Your objective ▸ What is the number of lines in the entries below that include the word "Средний"? Provide the number only.

[Extracted records]
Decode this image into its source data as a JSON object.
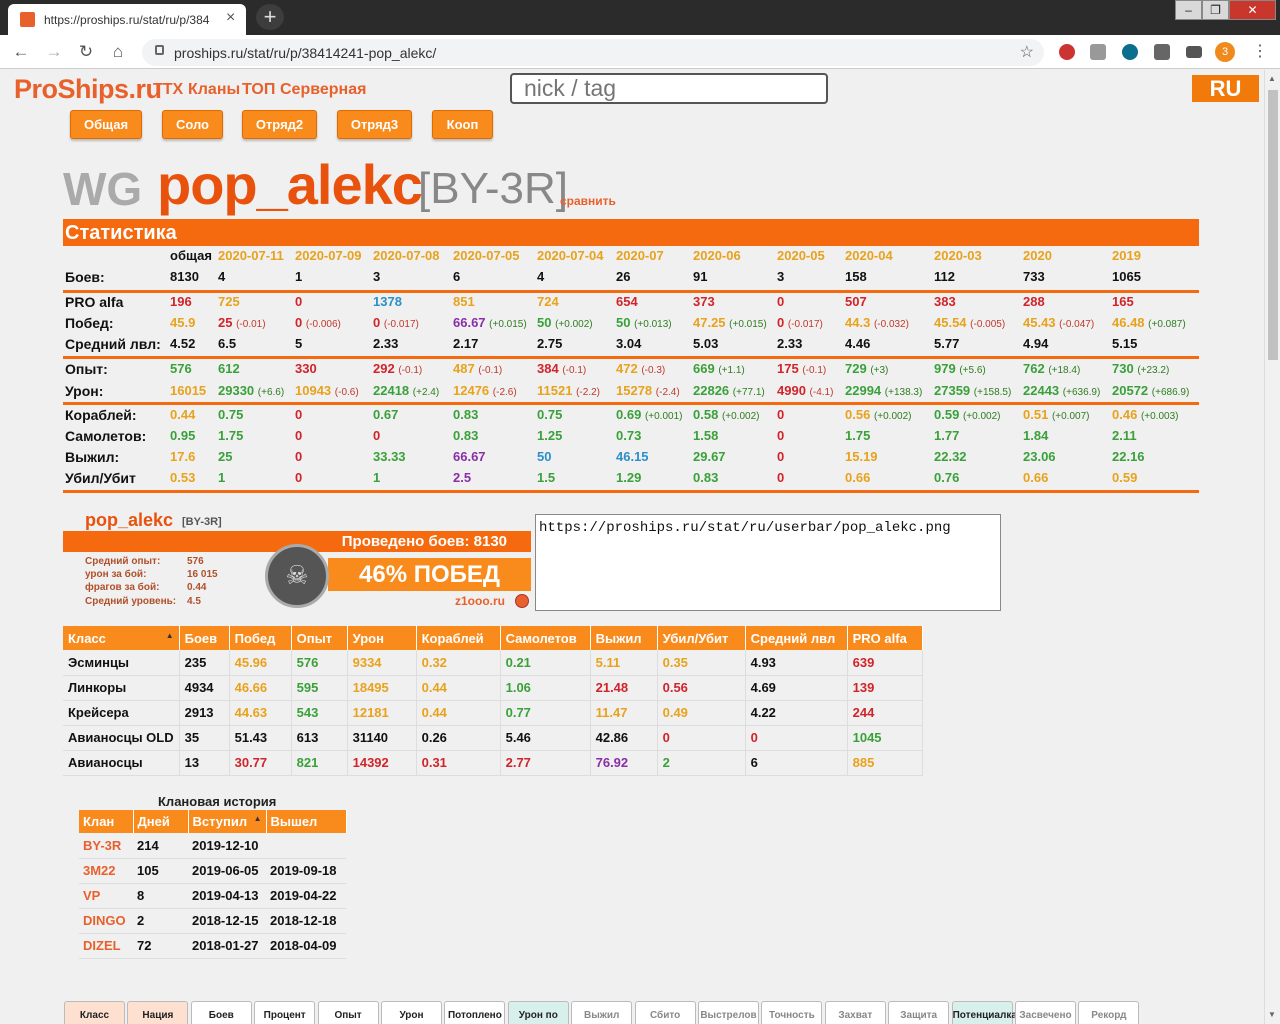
{
  "browser": {
    "tab_title": "https://proships.ru/stat/ru/p/384",
    "url": "proships.ru/stat/ru/p/38414241-pop_alekc/",
    "profile_initial": "3"
  },
  "site": {
    "logo": "ProShips.ru",
    "nav": [
      "ТТХ",
      "Кланы",
      "ТОП",
      "Серверная"
    ],
    "search_placeholder": "nick / tag",
    "lang": "RU"
  },
  "mode_tabs": [
    "Общая",
    "Соло",
    "Отряд2",
    "Отряд3",
    "Кооп"
  ],
  "player": {
    "server": "WG",
    "name": "pop_alekc",
    "clan": "[BY-3R]",
    "compare": "сравнить"
  },
  "stats": {
    "title": "Статистика",
    "columns": [
      "общая",
      "2020-07-11",
      "2020-07-09",
      "2020-07-08",
      "2020-07-05",
      "2020-07-04",
      "2020-07",
      "2020-06",
      "2020-05",
      "2020-04",
      "2020-03",
      "2020",
      "2019"
    ],
    "battles_label": "Боев:",
    "battles": [
      "8130",
      "4",
      "1",
      "3",
      "6",
      "4",
      "26",
      "91",
      "3",
      "158",
      "112",
      "733",
      "1065"
    ],
    "rows": [
      {
        "label": "PRO alfa",
        "cells": [
          [
            "196",
            "",
            "r"
          ],
          [
            "725",
            "",
            "o"
          ],
          [
            "0",
            "",
            "r"
          ],
          [
            "1378",
            "",
            "b"
          ],
          [
            "851",
            "",
            "o"
          ],
          [
            "724",
            "",
            "o"
          ],
          [
            "654",
            "",
            "r"
          ],
          [
            "373",
            "",
            "r"
          ],
          [
            "0",
            "",
            "r"
          ],
          [
            "507",
            "",
            "r"
          ],
          [
            "383",
            "",
            "r"
          ],
          [
            "288",
            "",
            "r"
          ],
          [
            "165",
            "",
            "r"
          ]
        ]
      },
      {
        "label": "Побед:",
        "cells": [
          [
            "45.9",
            "",
            "o"
          ],
          [
            "25",
            "(-0.01)",
            "r"
          ],
          [
            "0",
            "(-0.006)",
            "r"
          ],
          [
            "0",
            "(-0.017)",
            "r"
          ],
          [
            "66.67",
            "(+0.015)",
            "p"
          ],
          [
            "50",
            "(+0.002)",
            "g"
          ],
          [
            "50",
            "(+0.013)",
            "g"
          ],
          [
            "47.25",
            "(+0.015)",
            "o"
          ],
          [
            "0",
            "(-0.017)",
            "r"
          ],
          [
            "44.3",
            "(-0.032)",
            "o"
          ],
          [
            "45.54",
            "(-0.005)",
            "o"
          ],
          [
            "45.43",
            "(-0.047)",
            "o"
          ],
          [
            "46.48",
            "(+0.087)",
            "o"
          ]
        ]
      },
      {
        "label": "Средний лвл:",
        "cells": [
          [
            "4.52",
            "",
            "k"
          ],
          [
            "6.5",
            "",
            "k"
          ],
          [
            "5",
            "",
            "k"
          ],
          [
            "2.33",
            "",
            "k"
          ],
          [
            "2.17",
            "",
            "k"
          ],
          [
            "2.75",
            "",
            "k"
          ],
          [
            "3.04",
            "",
            "k"
          ],
          [
            "5.03",
            "",
            "k"
          ],
          [
            "2.33",
            "",
            "k"
          ],
          [
            "4.46",
            "",
            "k"
          ],
          [
            "5.77",
            "",
            "k"
          ],
          [
            "4.94",
            "",
            "k"
          ],
          [
            "5.15",
            "",
            "k"
          ]
        ]
      },
      {
        "label": "Опыт:",
        "cells": [
          [
            "576",
            "",
            "g"
          ],
          [
            "612",
            "",
            "g"
          ],
          [
            "330",
            "",
            "r"
          ],
          [
            "292",
            "(-0.1)",
            "r"
          ],
          [
            "487",
            "(-0.1)",
            "o"
          ],
          [
            "384",
            "(-0.1)",
            "r"
          ],
          [
            "472",
            "(-0.3)",
            "o"
          ],
          [
            "669",
            "(+1.1)",
            "g"
          ],
          [
            "175",
            "(-0.1)",
            "r"
          ],
          [
            "729",
            "(+3)",
            "g"
          ],
          [
            "979",
            "(+5.6)",
            "g"
          ],
          [
            "762",
            "(+18.4)",
            "g"
          ],
          [
            "730",
            "(+23.2)",
            "g"
          ]
        ]
      },
      {
        "label": "Урон:",
        "cells": [
          [
            "16015",
            "",
            "o"
          ],
          [
            "29330",
            "(+6.6)",
            "g"
          ],
          [
            "10943",
            "(-0.6)",
            "o"
          ],
          [
            "22418",
            "(+2.4)",
            "g"
          ],
          [
            "12476",
            "(-2.6)",
            "o"
          ],
          [
            "11521",
            "(-2.2)",
            "o"
          ],
          [
            "15278",
            "(-2.4)",
            "o"
          ],
          [
            "22826",
            "(+77.1)",
            "g"
          ],
          [
            "4990",
            "(-4.1)",
            "r"
          ],
          [
            "22994",
            "(+138.3)",
            "g"
          ],
          [
            "27359",
            "(+158.5)",
            "g"
          ],
          [
            "22443",
            "(+636.9)",
            "g"
          ],
          [
            "20572",
            "(+686.9)",
            "g"
          ]
        ]
      },
      {
        "label": "Кораблей:",
        "cells": [
          [
            "0.44",
            "",
            "o"
          ],
          [
            "0.75",
            "",
            "g"
          ],
          [
            "0",
            "",
            "r"
          ],
          [
            "0.67",
            "",
            "g"
          ],
          [
            "0.83",
            "",
            "g"
          ],
          [
            "0.75",
            "",
            "g"
          ],
          [
            "0.69",
            "(+0.001)",
            "g"
          ],
          [
            "0.58",
            "(+0.002)",
            "g"
          ],
          [
            "0",
            "",
            "r"
          ],
          [
            "0.56",
            "(+0.002)",
            "o"
          ],
          [
            "0.59",
            "(+0.002)",
            "g"
          ],
          [
            "0.51",
            "(+0.007)",
            "o"
          ],
          [
            "0.46",
            "(+0.003)",
            "o"
          ]
        ]
      },
      {
        "label": "Самолетов:",
        "cells": [
          [
            "0.95",
            "",
            "g"
          ],
          [
            "1.75",
            "",
            "g"
          ],
          [
            "0",
            "",
            "r"
          ],
          [
            "0",
            "",
            "r"
          ],
          [
            "0.83",
            "",
            "g"
          ],
          [
            "1.25",
            "",
            "g"
          ],
          [
            "0.73",
            "",
            "g"
          ],
          [
            "1.58",
            "",
            "g"
          ],
          [
            "0",
            "",
            "r"
          ],
          [
            "1.75",
            "",
            "g"
          ],
          [
            "1.77",
            "",
            "g"
          ],
          [
            "1.84",
            "",
            "g"
          ],
          [
            "2.11",
            "",
            "g"
          ]
        ]
      },
      {
        "label": "Выжил:",
        "cells": [
          [
            "17.6",
            "",
            "o"
          ],
          [
            "25",
            "",
            "g"
          ],
          [
            "0",
            "",
            "r"
          ],
          [
            "33.33",
            "",
            "g"
          ],
          [
            "66.67",
            "",
            "p"
          ],
          [
            "50",
            "",
            "b"
          ],
          [
            "46.15",
            "",
            "b"
          ],
          [
            "29.67",
            "",
            "g"
          ],
          [
            "0",
            "",
            "r"
          ],
          [
            "15.19",
            "",
            "o"
          ],
          [
            "22.32",
            "",
            "g"
          ],
          [
            "23.06",
            "",
            "g"
          ],
          [
            "22.16",
            "",
            "g"
          ]
        ]
      },
      {
        "label": "Убил/Убит",
        "cells": [
          [
            "0.53",
            "",
            "o"
          ],
          [
            "1",
            "",
            "g"
          ],
          [
            "0",
            "",
            "r"
          ],
          [
            "1",
            "",
            "g"
          ],
          [
            "2.5",
            "",
            "p"
          ],
          [
            "1.5",
            "",
            "g"
          ],
          [
            "1.29",
            "",
            "g"
          ],
          [
            "0.83",
            "",
            "g"
          ],
          [
            "0",
            "",
            "r"
          ],
          [
            "0.66",
            "",
            "o"
          ],
          [
            "0.76",
            "",
            "g"
          ],
          [
            "0.66",
            "",
            "o"
          ],
          [
            "0.59",
            "",
            "o"
          ]
        ]
      }
    ]
  },
  "userbar": {
    "name": "pop_alekc",
    "tag": "[BY-3R]",
    "battles_text": "Проведено боев: 8130",
    "win_text": "46% ПОБЕД",
    "site": "z1ooo.ru",
    "lines": [
      [
        "Средний опыт:",
        "576"
      ],
      [
        "урон за бой:",
        "16 015"
      ],
      [
        "фрагов за бой:",
        "0.44"
      ],
      [
        "Средний уровень:",
        "4.5"
      ]
    ],
    "url": "https://proships.ru/stat/ru/userbar/pop_alekc.png"
  },
  "class_table": {
    "headers": [
      "Класс",
      "Боев",
      "Побед",
      "Опыт",
      "Урон",
      "Кораблей",
      "Самолетов",
      "Выжил",
      "Убил/Убит",
      "Средний лвл",
      "PRO alfa"
    ],
    "rows": [
      [
        [
          "Эсминцы",
          "k"
        ],
        [
          "235",
          "k"
        ],
        [
          "45.96",
          "o"
        ],
        [
          "576",
          "g"
        ],
        [
          "9334",
          "o"
        ],
        [
          "0.32",
          "o"
        ],
        [
          "0.21",
          "g"
        ],
        [
          "5.11",
          "o"
        ],
        [
          "0.35",
          "o"
        ],
        [
          "4.93",
          "k"
        ],
        [
          "639",
          "r"
        ]
      ],
      [
        [
          "Линкоры",
          "k"
        ],
        [
          "4934",
          "k"
        ],
        [
          "46.66",
          "o"
        ],
        [
          "595",
          "g"
        ],
        [
          "18495",
          "o"
        ],
        [
          "0.44",
          "o"
        ],
        [
          "1.06",
          "g"
        ],
        [
          "21.48",
          "r"
        ],
        [
          "0.56",
          "r"
        ],
        [
          "4.69",
          "k"
        ],
        [
          "139",
          "r"
        ]
      ],
      [
        [
          "Крейсера",
          "k"
        ],
        [
          "2913",
          "k"
        ],
        [
          "44.63",
          "o"
        ],
        [
          "543",
          "g"
        ],
        [
          "12181",
          "o"
        ],
        [
          "0.44",
          "o"
        ],
        [
          "0.77",
          "g"
        ],
        [
          "11.47",
          "o"
        ],
        [
          "0.49",
          "o"
        ],
        [
          "4.22",
          "k"
        ],
        [
          "244",
          "r"
        ]
      ],
      [
        [
          "Авианосцы OLD",
          "k"
        ],
        [
          "35",
          "k"
        ],
        [
          "51.43",
          "k"
        ],
        [
          "613",
          "k"
        ],
        [
          "31140",
          "k"
        ],
        [
          "0.26",
          "k"
        ],
        [
          "5.46",
          "k"
        ],
        [
          "42.86",
          "k"
        ],
        [
          "0",
          "r"
        ],
        [
          "0",
          "r"
        ],
        [
          "1045",
          "g"
        ]
      ],
      [
        [
          "Авианосцы",
          "k"
        ],
        [
          "13",
          "k"
        ],
        [
          "30.77",
          "r"
        ],
        [
          "821",
          "g"
        ],
        [
          "14392",
          "r"
        ],
        [
          "0.31",
          "r"
        ],
        [
          "2.77",
          "r"
        ],
        [
          "76.92",
          "p"
        ],
        [
          "2",
          "g"
        ],
        [
          "6",
          "k"
        ],
        [
          "885",
          "o"
        ]
      ]
    ]
  },
  "clan_history": {
    "title": "Клановая история",
    "headers": [
      "Клан",
      "Дней",
      "Вступил",
      "Вышел"
    ],
    "rows": [
      [
        "BY-3R",
        "214",
        "2019-12-10",
        ""
      ],
      [
        "3M22",
        "105",
        "2019-06-05",
        "2019-09-18"
      ],
      [
        "VP",
        "8",
        "2019-04-13",
        "2019-04-22"
      ],
      [
        "DINGO",
        "2",
        "2018-12-15",
        "2018-12-18"
      ],
      [
        "DIZEL",
        "72",
        "2018-01-27",
        "2018-04-09"
      ]
    ]
  },
  "bottom_tabs": [
    "Класс",
    "Нация",
    "Боев",
    "Процент",
    "Опыт",
    "Урон",
    "Потоплено",
    "Урон по",
    "Выжил",
    "Сбито",
    "Выстрелов",
    "Точность",
    "Захват",
    "Защита",
    "Потенциалка",
    "Засвечено",
    "Рекорд"
  ]
}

Finished task ▸ 4